═══ Data to process

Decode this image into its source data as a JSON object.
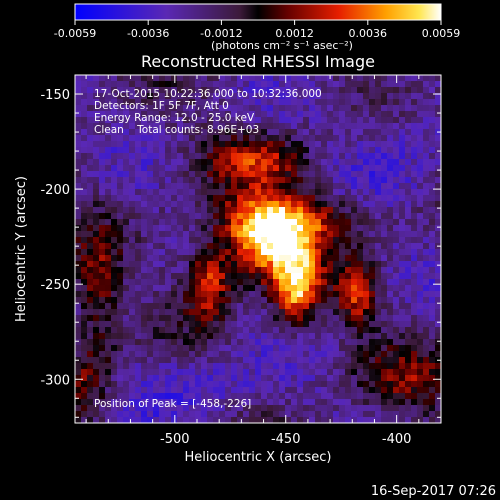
{
  "colorbar": {
    "tick_labels": [
      "-0.0059",
      "-0.0036",
      "-0.0012",
      "0.0012",
      "0.0036",
      "0.0059"
    ],
    "unit_label": "(photons cm⁻² s⁻¹ asec⁻²)"
  },
  "chart_data": {
    "type": "heatmap",
    "title": "Reconstructed RHESSI Image",
    "xlabel": "Heliocentric X (arcsec)",
    "ylabel": "Heliocentric Y (arcsec)",
    "x_ticks": [
      -500,
      -450,
      -400
    ],
    "x_tick_labels": [
      "-500",
      "-450",
      "-400"
    ],
    "y_ticks": [
      -150,
      -200,
      -250,
      -300
    ],
    "y_tick_labels": [
      "-150",
      "-200",
      "-250",
      "-300"
    ],
    "xlim": [
      -545,
      -380
    ],
    "ylim": [
      -323,
      -140
    ],
    "value_range": [
      -0.0059,
      0.0059
    ],
    "peak": {
      "x": -458,
      "y": -226,
      "value": 0.0059
    },
    "annotations": [
      "17-Oct-2015 10:22:36.000 to 10:32:36.000",
      "Detectors: 1F 5F 7F, Att 0",
      "Energy Range: 12.0 - 25.0 keV",
      "Clean    Total counts: 8.96E+03",
      "Position of Peak = [-458,-226]"
    ]
  },
  "footer_timestamp": "16-Sep-2017 07:26"
}
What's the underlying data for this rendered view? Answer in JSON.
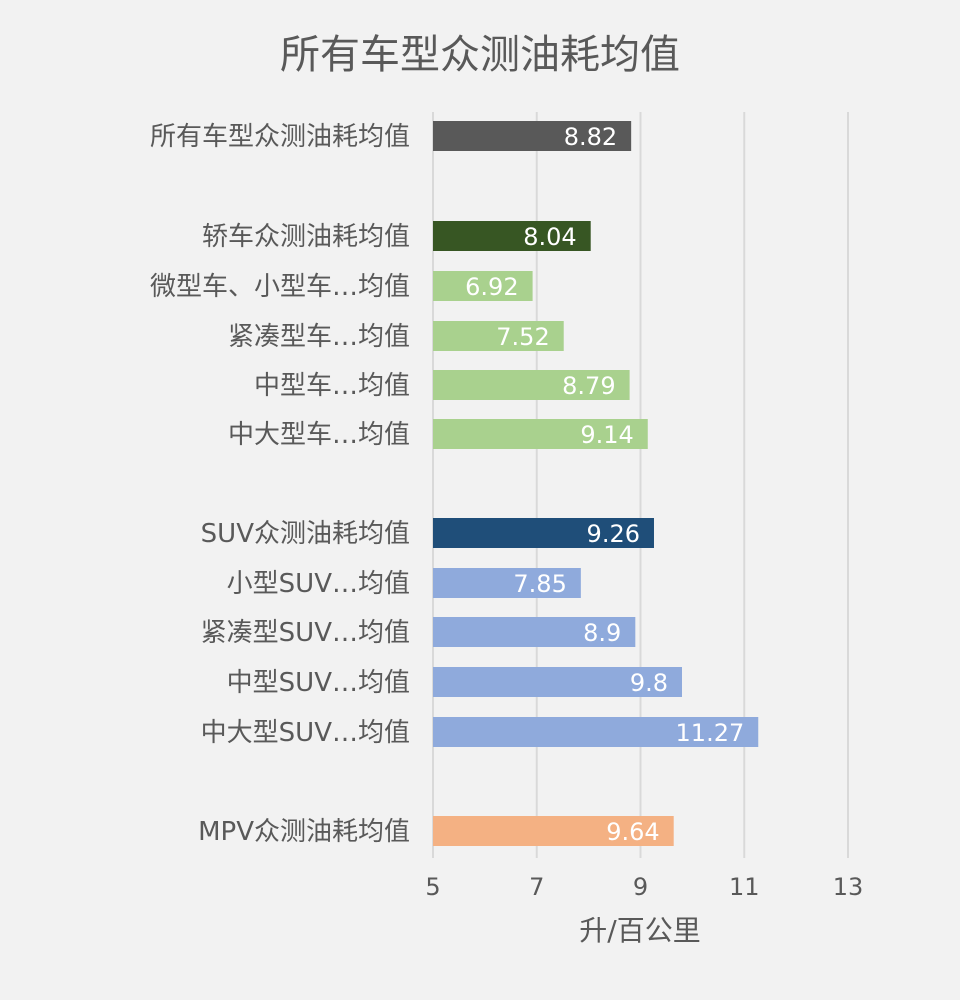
{
  "chart_data": {
    "type": "bar",
    "orientation": "horizontal",
    "title": "所有车型众测油耗均值",
    "xlabel": "升/百公里",
    "xlim": [
      5,
      13
    ],
    "xticks": [
      5,
      7,
      9,
      11,
      13
    ],
    "grid": true,
    "categories": [
      "所有车型众测油耗均值",
      "轿车众测油耗均值",
      "微型车、小型车…均值",
      "紧凑型车…均值",
      "中型车…均值",
      "中大型车…均值",
      "SUV众测油耗均值",
      "小型SUV…均值",
      "紧凑型SUV…均值",
      "中型SUV…均值",
      "中大型SUV…均值",
      "MPV众测油耗均值"
    ],
    "values": [
      8.82,
      8.04,
      6.92,
      7.52,
      8.79,
      9.14,
      9.26,
      7.85,
      8.9,
      9.8,
      11.27,
      9.64
    ],
    "value_labels": [
      "8.82",
      "8.04",
      "6.92",
      "7.52",
      "8.79",
      "9.14",
      "9.26",
      "7.85",
      "8.9",
      "9.8",
      "11.27",
      "9.64"
    ],
    "colors": [
      "#595959",
      "#375623",
      "#a9d18e",
      "#a9d18e",
      "#a9d18e",
      "#a9d18e",
      "#1f4e79",
      "#8faadc",
      "#8faadc",
      "#8faadc",
      "#8faadc",
      "#f4b183"
    ]
  }
}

══════

Problem to solve. Pictures stay out of the copy; please restate every record above exactly.

Result for this exercise.
Decode this image into its source data as a JSON object.
{
  "colorbar": {
    "tick_labels": [
      "-0.0059",
      "-0.0036",
      "-0.0012",
      "0.0012",
      "0.0036",
      "0.0059"
    ],
    "unit_label": "(photons cm⁻² s⁻¹ asec⁻²)"
  },
  "chart_data": {
    "type": "heatmap",
    "title": "Reconstructed RHESSI Image",
    "xlabel": "Heliocentric X (arcsec)",
    "ylabel": "Heliocentric Y (arcsec)",
    "x_ticks": [
      -500,
      -450,
      -400
    ],
    "x_tick_labels": [
      "-500",
      "-450",
      "-400"
    ],
    "y_ticks": [
      -150,
      -200,
      -250,
      -300
    ],
    "y_tick_labels": [
      "-150",
      "-200",
      "-250",
      "-300"
    ],
    "xlim": [
      -545,
      -380
    ],
    "ylim": [
      -323,
      -140
    ],
    "value_range": [
      -0.0059,
      0.0059
    ],
    "peak": {
      "x": -458,
      "y": -226,
      "value": 0.0059
    },
    "annotations": [
      "17-Oct-2015 10:22:36.000 to 10:32:36.000",
      "Detectors: 1F 5F 7F, Att 0",
      "Energy Range: 12.0 - 25.0 keV",
      "Clean    Total counts: 8.96E+03",
      "Position of Peak = [-458,-226]"
    ]
  },
  "footer_timestamp": "16-Sep-2017 07:26"
}
What's the underlying data for this rendered view? Answer in JSON.
{
  "chart_data": {
    "type": "bar",
    "orientation": "horizontal",
    "title": "所有车型众测油耗均值",
    "xlabel": "升/百公里",
    "xlim": [
      5,
      13
    ],
    "xticks": [
      5,
      7,
      9,
      11,
      13
    ],
    "grid": true,
    "categories": [
      "所有车型众测油耗均值",
      "轿车众测油耗均值",
      "微型车、小型车…均值",
      "紧凑型车…均值",
      "中型车…均值",
      "中大型车…均值",
      "SUV众测油耗均值",
      "小型SUV…均值",
      "紧凑型SUV…均值",
      "中型SUV…均值",
      "中大型SUV…均值",
      "MPV众测油耗均值"
    ],
    "values": [
      8.82,
      8.04,
      6.92,
      7.52,
      8.79,
      9.14,
      9.26,
      7.85,
      8.9,
      9.8,
      11.27,
      9.64
    ],
    "value_labels": [
      "8.82",
      "8.04",
      "6.92",
      "7.52",
      "8.79",
      "9.14",
      "9.26",
      "7.85",
      "8.9",
      "9.8",
      "11.27",
      "9.64"
    ],
    "colors": [
      "#595959",
      "#375623",
      "#a9d18e",
      "#a9d18e",
      "#a9d18e",
      "#a9d18e",
      "#1f4e79",
      "#8faadc",
      "#8faadc",
      "#8faadc",
      "#8faadc",
      "#f4b183"
    ]
  }
}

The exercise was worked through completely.